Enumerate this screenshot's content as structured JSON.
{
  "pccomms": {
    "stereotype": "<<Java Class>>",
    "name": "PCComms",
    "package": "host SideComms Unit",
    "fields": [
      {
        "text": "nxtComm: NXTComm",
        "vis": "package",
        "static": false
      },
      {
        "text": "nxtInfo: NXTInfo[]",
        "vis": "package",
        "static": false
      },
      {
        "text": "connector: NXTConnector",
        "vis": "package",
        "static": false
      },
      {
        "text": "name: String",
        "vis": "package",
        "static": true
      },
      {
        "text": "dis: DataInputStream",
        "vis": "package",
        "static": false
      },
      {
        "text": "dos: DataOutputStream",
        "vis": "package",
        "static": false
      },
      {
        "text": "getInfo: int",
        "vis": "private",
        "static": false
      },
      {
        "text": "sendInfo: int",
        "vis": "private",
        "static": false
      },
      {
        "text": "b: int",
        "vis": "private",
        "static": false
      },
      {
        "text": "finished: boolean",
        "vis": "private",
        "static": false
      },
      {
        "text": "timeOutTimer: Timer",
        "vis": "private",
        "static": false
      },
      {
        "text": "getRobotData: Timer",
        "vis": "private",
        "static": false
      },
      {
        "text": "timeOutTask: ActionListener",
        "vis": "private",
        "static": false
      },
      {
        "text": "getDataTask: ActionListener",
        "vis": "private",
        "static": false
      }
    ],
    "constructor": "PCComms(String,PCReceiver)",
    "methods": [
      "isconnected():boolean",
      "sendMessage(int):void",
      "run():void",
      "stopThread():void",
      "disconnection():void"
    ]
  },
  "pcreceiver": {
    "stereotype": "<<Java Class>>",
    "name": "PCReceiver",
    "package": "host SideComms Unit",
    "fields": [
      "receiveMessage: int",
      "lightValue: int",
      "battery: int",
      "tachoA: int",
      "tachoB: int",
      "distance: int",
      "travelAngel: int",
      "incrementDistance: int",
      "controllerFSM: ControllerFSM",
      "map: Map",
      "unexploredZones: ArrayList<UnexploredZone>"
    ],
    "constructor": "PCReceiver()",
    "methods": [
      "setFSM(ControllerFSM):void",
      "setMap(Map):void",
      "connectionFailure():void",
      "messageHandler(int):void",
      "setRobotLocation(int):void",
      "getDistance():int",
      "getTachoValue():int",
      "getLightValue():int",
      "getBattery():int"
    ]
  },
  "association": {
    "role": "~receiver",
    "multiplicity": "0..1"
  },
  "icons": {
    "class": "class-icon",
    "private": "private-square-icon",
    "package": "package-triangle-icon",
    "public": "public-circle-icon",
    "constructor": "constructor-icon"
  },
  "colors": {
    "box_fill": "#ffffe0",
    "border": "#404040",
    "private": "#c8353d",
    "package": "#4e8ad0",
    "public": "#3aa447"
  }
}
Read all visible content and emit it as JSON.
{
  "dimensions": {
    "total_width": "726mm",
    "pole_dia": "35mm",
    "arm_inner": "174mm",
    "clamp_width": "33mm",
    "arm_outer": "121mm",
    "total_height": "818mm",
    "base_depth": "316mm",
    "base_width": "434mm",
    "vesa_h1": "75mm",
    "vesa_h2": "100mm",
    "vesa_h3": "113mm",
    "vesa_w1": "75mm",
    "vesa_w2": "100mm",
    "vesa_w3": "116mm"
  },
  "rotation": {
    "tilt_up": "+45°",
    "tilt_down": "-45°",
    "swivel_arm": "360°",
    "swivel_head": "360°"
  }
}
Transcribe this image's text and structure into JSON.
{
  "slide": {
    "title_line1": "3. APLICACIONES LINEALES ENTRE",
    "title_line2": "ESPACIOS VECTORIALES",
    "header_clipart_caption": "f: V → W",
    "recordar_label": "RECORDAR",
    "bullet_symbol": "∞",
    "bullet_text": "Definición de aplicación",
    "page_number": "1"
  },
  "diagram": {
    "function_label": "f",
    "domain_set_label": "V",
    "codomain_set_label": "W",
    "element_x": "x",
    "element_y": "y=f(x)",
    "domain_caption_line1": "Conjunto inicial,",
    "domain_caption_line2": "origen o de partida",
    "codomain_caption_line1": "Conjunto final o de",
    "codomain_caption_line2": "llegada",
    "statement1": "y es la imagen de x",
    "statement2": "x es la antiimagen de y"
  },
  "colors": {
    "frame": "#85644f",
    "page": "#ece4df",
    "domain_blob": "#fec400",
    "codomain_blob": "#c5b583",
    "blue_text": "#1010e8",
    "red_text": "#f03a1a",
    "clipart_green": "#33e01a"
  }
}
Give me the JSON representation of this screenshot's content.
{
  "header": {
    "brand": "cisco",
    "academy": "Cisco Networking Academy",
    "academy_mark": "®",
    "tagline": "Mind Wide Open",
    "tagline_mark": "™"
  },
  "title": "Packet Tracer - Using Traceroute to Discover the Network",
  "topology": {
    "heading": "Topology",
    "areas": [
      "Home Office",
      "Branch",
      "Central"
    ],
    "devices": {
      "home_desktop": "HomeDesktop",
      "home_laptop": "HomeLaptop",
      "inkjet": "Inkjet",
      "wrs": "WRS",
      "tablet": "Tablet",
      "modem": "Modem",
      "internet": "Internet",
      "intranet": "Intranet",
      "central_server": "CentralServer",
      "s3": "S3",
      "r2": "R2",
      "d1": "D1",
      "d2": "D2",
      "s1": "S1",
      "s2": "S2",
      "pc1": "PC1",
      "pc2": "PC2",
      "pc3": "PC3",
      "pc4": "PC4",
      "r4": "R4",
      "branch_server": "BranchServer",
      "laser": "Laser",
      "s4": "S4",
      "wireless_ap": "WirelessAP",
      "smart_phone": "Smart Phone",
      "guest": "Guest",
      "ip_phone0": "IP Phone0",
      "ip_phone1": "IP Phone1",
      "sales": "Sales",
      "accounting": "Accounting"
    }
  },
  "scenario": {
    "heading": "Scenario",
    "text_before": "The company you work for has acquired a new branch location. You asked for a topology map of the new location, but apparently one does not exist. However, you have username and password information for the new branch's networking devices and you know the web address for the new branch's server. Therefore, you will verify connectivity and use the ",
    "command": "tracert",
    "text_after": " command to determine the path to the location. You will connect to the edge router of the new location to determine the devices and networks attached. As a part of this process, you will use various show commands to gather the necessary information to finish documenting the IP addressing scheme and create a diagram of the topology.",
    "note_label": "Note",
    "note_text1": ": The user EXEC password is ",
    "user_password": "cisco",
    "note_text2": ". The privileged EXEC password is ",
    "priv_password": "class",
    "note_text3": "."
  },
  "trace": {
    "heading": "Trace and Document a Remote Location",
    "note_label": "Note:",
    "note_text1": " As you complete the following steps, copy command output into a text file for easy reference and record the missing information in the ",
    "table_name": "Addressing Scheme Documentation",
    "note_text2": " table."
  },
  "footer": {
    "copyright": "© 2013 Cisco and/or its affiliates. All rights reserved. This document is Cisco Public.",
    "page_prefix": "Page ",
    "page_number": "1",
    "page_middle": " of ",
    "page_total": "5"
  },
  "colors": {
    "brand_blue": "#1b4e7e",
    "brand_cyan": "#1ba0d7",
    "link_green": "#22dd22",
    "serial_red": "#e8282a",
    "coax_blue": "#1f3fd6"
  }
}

→ **Given exercise**:
Print the entries exactly. Include every one.

→ **Solution for this task**:
Enumerate this screenshot's content as structured JSON.
{
  "pccomms": {
    "stereotype": "<<Java Class>>",
    "name": "PCComms",
    "package": "host SideComms Unit",
    "fields": [
      {
        "text": "nxtComm: NXTComm",
        "vis": "package",
        "static": false
      },
      {
        "text": "nxtInfo: NXTInfo[]",
        "vis": "package",
        "static": false
      },
      {
        "text": "connector: NXTConnector",
        "vis": "package",
        "static": false
      },
      {
        "text": "name: String",
        "vis": "package",
        "static": true
      },
      {
        "text": "dis: DataInputStream",
        "vis": "package",
        "static": false
      },
      {
        "text": "dos: DataOutputStream",
        "vis": "package",
        "static": false
      },
      {
        "text": "getInfo: int",
        "vis": "private",
        "static": false
      },
      {
        "text": "sendInfo: int",
        "vis": "private",
        "static": false
      },
      {
        "text": "b: int",
        "vis": "private",
        "static": false
      },
      {
        "text": "finished: boolean",
        "vis": "private",
        "static": false
      },
      {
        "text": "timeOutTimer: Timer",
        "vis": "private",
        "static": false
      },
      {
        "text": "getRobotData: Timer",
        "vis": "private",
        "static": false
      },
      {
        "text": "timeOutTask: ActionListener",
        "vis": "private",
        "static": false
      },
      {
        "text": "getDataTask: ActionListener",
        "vis": "private",
        "static": false
      }
    ],
    "constructor": "PCComms(String,PCReceiver)",
    "methods": [
      "isconnected():boolean",
      "sendMessage(int):void",
      "run():void",
      "stopThread():void",
      "disconnection():void"
    ]
  },
  "pcreceiver": {
    "stereotype": "<<Java Class>>",
    "name": "PCReceiver",
    "package": "host SideComms Unit",
    "fields": [
      "receiveMessage: int",
      "lightValue: int",
      "battery: int",
      "tachoA: int",
      "tachoB: int",
      "distance: int",
      "travelAngel: int",
      "incrementDistance: int",
      "controllerFSM: ControllerFSM",
      "map: Map",
      "unexploredZones: ArrayList<UnexploredZone>"
    ],
    "constructor": "PCReceiver()",
    "methods": [
      "setFSM(ControllerFSM):void",
      "setMap(Map):void",
      "connectionFailure():void",
      "messageHandler(int):void",
      "setRobotLocation(int):void",
      "getDistance():int",
      "getTachoValue():int",
      "getLightValue():int",
      "getBattery():int"
    ]
  },
  "association": {
    "role": "~receiver",
    "multiplicity": "0..1"
  },
  "icons": {
    "class": "class-icon",
    "private": "private-square-icon",
    "package": "package-triangle-icon",
    "public": "public-circle-icon",
    "constructor": "constructor-icon"
  },
  "colors": {
    "box_fill": "#ffffe0",
    "border": "#404040",
    "private": "#c8353d",
    "package": "#4e8ad0",
    "public": "#3aa447"
  }
}
Read all visible content and emit it as JSON.
{
  "dimensions": {
    "total_width": "726mm",
    "pole_dia": "35mm",
    "arm_inner": "174mm",
    "clamp_width": "33mm",
    "arm_outer": "121mm",
    "total_height": "818mm",
    "base_depth": "316mm",
    "base_width": "434mm",
    "vesa_h1": "75mm",
    "vesa_h2": "100mm",
    "vesa_h3": "113mm",
    "vesa_w1": "75mm",
    "vesa_w2": "100mm",
    "vesa_w3": "116mm"
  },
  "rotation": {
    "tilt_up": "+45°",
    "tilt_down": "-45°",
    "swivel_arm": "360°",
    "swivel_head": "360°"
  }
}
Transcribe this image's text and structure into JSON.
{
  "slide": {
    "title_line1": "3. APLICACIONES LINEALES ENTRE",
    "title_line2": "ESPACIOS VECTORIALES",
    "header_clipart_caption": "f: V → W",
    "recordar_label": "RECORDAR",
    "bullet_symbol": "∞",
    "bullet_text": "Definición de aplicación",
    "page_number": "1"
  },
  "diagram": {
    "function_label": "f",
    "domain_set_label": "V",
    "codomain_set_label": "W",
    "element_x": "x",
    "element_y": "y=f(x)",
    "domain_caption_line1": "Conjunto inicial,",
    "domain_caption_line2": "origen o de partida",
    "codomain_caption_line1": "Conjunto final o de",
    "codomain_caption_line2": "llegada",
    "statement1": "y es la imagen de x",
    "statement2": "x es la antiimagen de y"
  },
  "colors": {
    "frame": "#85644f",
    "page": "#ece4df",
    "domain_blob": "#fec400",
    "codomain_blob": "#c5b583",
    "blue_text": "#1010e8",
    "red_text": "#f03a1a",
    "clipart_green": "#33e01a"
  }
}
Give me the JSON representation of this screenshot's content.
{
  "header": {
    "brand": "cisco",
    "academy": "Cisco Networking Academy",
    "academy_mark": "®",
    "tagline": "Mind Wide Open",
    "tagline_mark": "™"
  },
  "title": "Packet Tracer - Using Traceroute to Discover the Network",
  "topology": {
    "heading": "Topology",
    "areas": [
      "Home Office",
      "Branch",
      "Central"
    ],
    "devices": {
      "home_desktop": "HomeDesktop",
      "home_laptop": "HomeLaptop",
      "inkjet": "Inkjet",
      "wrs": "WRS",
      "tablet": "Tablet",
      "modem": "Modem",
      "internet": "Internet",
      "intranet": "Intranet",
      "central_server": "CentralServer",
      "s3": "S3",
      "r2": "R2",
      "d1": "D1",
      "d2": "D2",
      "s1": "S1",
      "s2": "S2",
      "pc1": "PC1",
      "pc2": "PC2",
      "pc3": "PC3",
      "pc4": "PC4",
      "r4": "R4",
      "branch_server": "BranchServer",
      "laser": "Laser",
      "s4": "S4",
      "wireless_ap": "WirelessAP",
      "smart_phone": "Smart Phone",
      "guest": "Guest",
      "ip_phone0": "IP Phone0",
      "ip_phone1": "IP Phone1",
      "sales": "Sales",
      "accounting": "Accounting"
    }
  },
  "scenario": {
    "heading": "Scenario",
    "text_before": "The company you work for has acquired a new branch location. You asked for a topology map of the new location, but apparently one does not exist. However, you have username and password information for the new branch's networking devices and you know the web address for the new branch's server. Therefore, you will verify connectivity and use the ",
    "command": "tracert",
    "text_after": " command to determine the path to the location. You will connect to the edge router of the new location to determine the devices and networks attached. As a part of this process, you will use various show commands to gather the necessary information to finish documenting the IP addressing scheme and create a diagram of the topology.",
    "note_label": "Note",
    "note_text1": ": The user EXEC password is ",
    "user_password": "cisco",
    "note_text2": ". The privileged EXEC password is ",
    "priv_password": "class",
    "note_text3": "."
  },
  "trace": {
    "heading": "Trace and Document a Remote Location",
    "note_label": "Note:",
    "note_text1": " As you complete the following steps, copy command output into a text file for easy reference and record the missing information in the ",
    "table_name": "Addressing Scheme Documentation",
    "note_text2": " table."
  },
  "footer": {
    "copyright": "© 2013 Cisco and/or its affiliates. All rights reserved. This document is Cisco Public.",
    "page_prefix": "Page ",
    "page_number": "1",
    "page_middle": " of ",
    "page_total": "5"
  },
  "colors": {
    "brand_blue": "#1b4e7e",
    "brand_cyan": "#1ba0d7",
    "link_green": "#22dd22",
    "serial_red": "#e8282a",
    "coax_blue": "#1f3fd6"
  }
}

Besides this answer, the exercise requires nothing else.